• [SET PROBLEM]:
Return the complete listing that follows, with each line reproduced exactly.

• [Dataset rows about figures]:
+++
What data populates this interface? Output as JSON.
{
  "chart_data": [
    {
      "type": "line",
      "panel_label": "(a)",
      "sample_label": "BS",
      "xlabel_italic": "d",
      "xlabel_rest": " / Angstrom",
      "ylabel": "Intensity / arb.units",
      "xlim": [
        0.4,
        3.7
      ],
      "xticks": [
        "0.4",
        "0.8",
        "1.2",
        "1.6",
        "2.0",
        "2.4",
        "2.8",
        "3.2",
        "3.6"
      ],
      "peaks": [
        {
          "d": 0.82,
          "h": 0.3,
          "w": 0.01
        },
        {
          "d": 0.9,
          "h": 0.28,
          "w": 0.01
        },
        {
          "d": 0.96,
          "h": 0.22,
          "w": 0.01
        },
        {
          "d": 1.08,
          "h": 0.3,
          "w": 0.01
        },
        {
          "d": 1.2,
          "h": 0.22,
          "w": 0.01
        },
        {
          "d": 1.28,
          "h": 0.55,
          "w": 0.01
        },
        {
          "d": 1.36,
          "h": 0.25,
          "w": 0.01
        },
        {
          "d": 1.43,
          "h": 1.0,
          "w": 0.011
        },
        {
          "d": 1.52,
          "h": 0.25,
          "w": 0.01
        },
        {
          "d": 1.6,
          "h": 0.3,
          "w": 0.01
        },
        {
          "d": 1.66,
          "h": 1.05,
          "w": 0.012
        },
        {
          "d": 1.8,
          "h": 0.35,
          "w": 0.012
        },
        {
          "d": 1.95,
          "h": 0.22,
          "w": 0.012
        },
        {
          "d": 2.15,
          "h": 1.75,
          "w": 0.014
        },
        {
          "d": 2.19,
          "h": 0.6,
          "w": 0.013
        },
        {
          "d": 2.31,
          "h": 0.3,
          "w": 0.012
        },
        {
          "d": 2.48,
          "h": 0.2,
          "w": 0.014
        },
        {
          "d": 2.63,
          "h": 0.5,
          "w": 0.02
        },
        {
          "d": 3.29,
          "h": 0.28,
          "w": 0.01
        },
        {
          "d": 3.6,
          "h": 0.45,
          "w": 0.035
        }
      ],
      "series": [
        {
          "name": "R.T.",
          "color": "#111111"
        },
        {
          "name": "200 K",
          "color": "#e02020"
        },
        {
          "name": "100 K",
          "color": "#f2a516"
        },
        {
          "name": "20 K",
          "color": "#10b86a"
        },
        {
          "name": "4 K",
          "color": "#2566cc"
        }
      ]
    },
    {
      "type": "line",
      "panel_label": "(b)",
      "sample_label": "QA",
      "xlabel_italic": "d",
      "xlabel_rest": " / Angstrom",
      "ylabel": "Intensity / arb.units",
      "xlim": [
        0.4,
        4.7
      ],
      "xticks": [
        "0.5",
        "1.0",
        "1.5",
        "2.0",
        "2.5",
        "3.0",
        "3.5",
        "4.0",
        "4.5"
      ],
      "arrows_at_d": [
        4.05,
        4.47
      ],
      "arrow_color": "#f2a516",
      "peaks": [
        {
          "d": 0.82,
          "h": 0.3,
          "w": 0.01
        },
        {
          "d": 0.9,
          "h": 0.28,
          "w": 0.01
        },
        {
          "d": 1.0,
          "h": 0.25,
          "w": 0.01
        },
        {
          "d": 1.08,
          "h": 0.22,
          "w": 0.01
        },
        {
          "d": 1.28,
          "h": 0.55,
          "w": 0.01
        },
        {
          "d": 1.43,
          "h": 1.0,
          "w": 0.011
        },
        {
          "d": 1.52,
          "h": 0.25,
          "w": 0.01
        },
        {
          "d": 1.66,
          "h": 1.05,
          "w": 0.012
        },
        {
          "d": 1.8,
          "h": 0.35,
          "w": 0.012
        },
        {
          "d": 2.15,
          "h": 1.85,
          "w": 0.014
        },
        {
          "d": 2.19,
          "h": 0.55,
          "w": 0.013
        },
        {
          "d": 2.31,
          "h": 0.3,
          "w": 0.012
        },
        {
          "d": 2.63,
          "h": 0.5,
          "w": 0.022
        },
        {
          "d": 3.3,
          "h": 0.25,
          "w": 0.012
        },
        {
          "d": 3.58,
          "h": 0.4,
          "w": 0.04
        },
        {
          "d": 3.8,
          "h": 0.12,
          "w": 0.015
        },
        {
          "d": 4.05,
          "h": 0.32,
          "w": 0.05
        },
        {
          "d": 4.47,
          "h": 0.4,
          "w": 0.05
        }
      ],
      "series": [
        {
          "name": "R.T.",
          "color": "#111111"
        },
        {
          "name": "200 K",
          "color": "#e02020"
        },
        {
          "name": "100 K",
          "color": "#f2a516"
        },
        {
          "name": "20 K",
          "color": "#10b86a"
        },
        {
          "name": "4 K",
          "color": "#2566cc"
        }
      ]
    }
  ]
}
+++
• [SOLUTION TO THIS TASK]:
What data populates this interface? Output as JSON.
{
  "chart_data": [
    {
      "type": "line",
      "panel_label": "(a)",
      "sample_label": "BS",
      "xlabel_italic": "d",
      "xlabel_rest": " / Angstrom",
      "ylabel": "Intensity / arb.units",
      "xlim": [
        0.4,
        3.7
      ],
      "xticks": [
        "0.4",
        "0.8",
        "1.2",
        "1.6",
        "2.0",
        "2.4",
        "2.8",
        "3.2",
        "3.6"
      ],
      "peaks": [
        {
          "d": 0.82,
          "h": 0.3,
          "w": 0.01
        },
        {
          "d": 0.9,
          "h": 0.28,
          "w": 0.01
        },
        {
          "d": 0.96,
          "h": 0.22,
          "w": 0.01
        },
        {
          "d": 1.08,
          "h": 0.3,
          "w": 0.01
        },
        {
          "d": 1.2,
          "h": 0.22,
          "w": 0.01
        },
        {
          "d": 1.28,
          "h": 0.55,
          "w": 0.01
        },
        {
          "d": 1.36,
          "h": 0.25,
          "w": 0.01
        },
        {
          "d": 1.43,
          "h": 1.0,
          "w": 0.011
        },
        {
          "d": 1.52,
          "h": 0.25,
          "w": 0.01
        },
        {
          "d": 1.6,
          "h": 0.3,
          "w": 0.01
        },
        {
          "d": 1.66,
          "h": 1.05,
          "w": 0.012
        },
        {
          "d": 1.8,
          "h": 0.35,
          "w": 0.012
        },
        {
          "d": 1.95,
          "h": 0.22,
          "w": 0.012
        },
        {
          "d": 2.15,
          "h": 1.75,
          "w": 0.014
        },
        {
          "d": 2.19,
          "h": 0.6,
          "w": 0.013
        },
        {
          "d": 2.31,
          "h": 0.3,
          "w": 0.012
        },
        {
          "d": 2.48,
          "h": 0.2,
          "w": 0.014
        },
        {
          "d": 2.63,
          "h": 0.5,
          "w": 0.02
        },
        {
          "d": 3.29,
          "h": 0.28,
          "w": 0.01
        },
        {
          "d": 3.6,
          "h": 0.45,
          "w": 0.035
        }
      ],
      "series": [
        {
          "name": "R.T.",
          "color": "#111111"
        },
        {
          "name": "200 K",
          "color": "#e02020"
        },
        {
          "name": "100 K",
          "color": "#f2a516"
        },
        {
          "name": "20 K",
          "color": "#10b86a"
        },
        {
          "name": "4 K",
          "color": "#2566cc"
        }
      ]
    },
    {
      "type": "line",
      "panel_label": "(b)",
      "sample_label": "QA",
      "xlabel_italic": "d",
      "xlabel_rest": " / Angstrom",
      "ylabel": "Intensity / arb.units",
      "xlim": [
        0.4,
        4.7
      ],
      "xticks": [
        "0.5",
        "1.0",
        "1.5",
        "2.0",
        "2.5",
        "3.0",
        "3.5",
        "4.0",
        "4.5"
      ],
      "arrows_at_d": [
        4.05,
        4.47
      ],
      "arrow_color": "#f2a516",
      "peaks": [
        {
          "d": 0.82,
          "h": 0.3,
          "w": 0.01
        },
        {
          "d": 0.9,
          "h": 0.28,
          "w": 0.01
        },
        {
          "d": 1.0,
          "h": 0.25,
          "w": 0.01
        },
        {
          "d": 1.08,
          "h": 0.22,
          "w": 0.01
        },
        {
          "d": 1.28,
          "h": 0.55,
          "w": 0.01
        },
        {
          "d": 1.43,
          "h": 1.0,
          "w": 0.011
        },
        {
          "d": 1.52,
          "h": 0.25,
          "w": 0.01
        },
        {
          "d": 1.66,
          "h": 1.05,
          "w": 0.012
        },
        {
          "d": 1.8,
          "h": 0.35,
          "w": 0.012
        },
        {
          "d": 2.15,
          "h": 1.85,
          "w": 0.014
        },
        {
          "d": 2.19,
          "h": 0.55,
          "w": 0.013
        },
        {
          "d": 2.31,
          "h": 0.3,
          "w": 0.012
        },
        {
          "d": 2.63,
          "h": 0.5,
          "w": 0.022
        },
        {
          "d": 3.3,
          "h": 0.25,
          "w": 0.012
        },
        {
          "d": 3.58,
          "h": 0.4,
          "w": 0.04
        },
        {
          "d": 3.8,
          "h": 0.12,
          "w": 0.015
        },
        {
          "d": 4.05,
          "h": 0.32,
          "w": 0.05
        },
        {
          "d": 4.47,
          "h": 0.4,
          "w": 0.05
        }
      ],
      "series": [
        {
          "name": "R.T.",
          "color": "#111111"
        },
        {
          "name": "200 K",
          "color": "#e02020"
        },
        {
          "name": "100 K",
          "color": "#f2a516"
        },
        {
          "name": "20 K",
          "color": "#10b86a"
        },
        {
          "name": "4 K",
          "color": "#2566cc"
        }
      ]
    }
  ]
}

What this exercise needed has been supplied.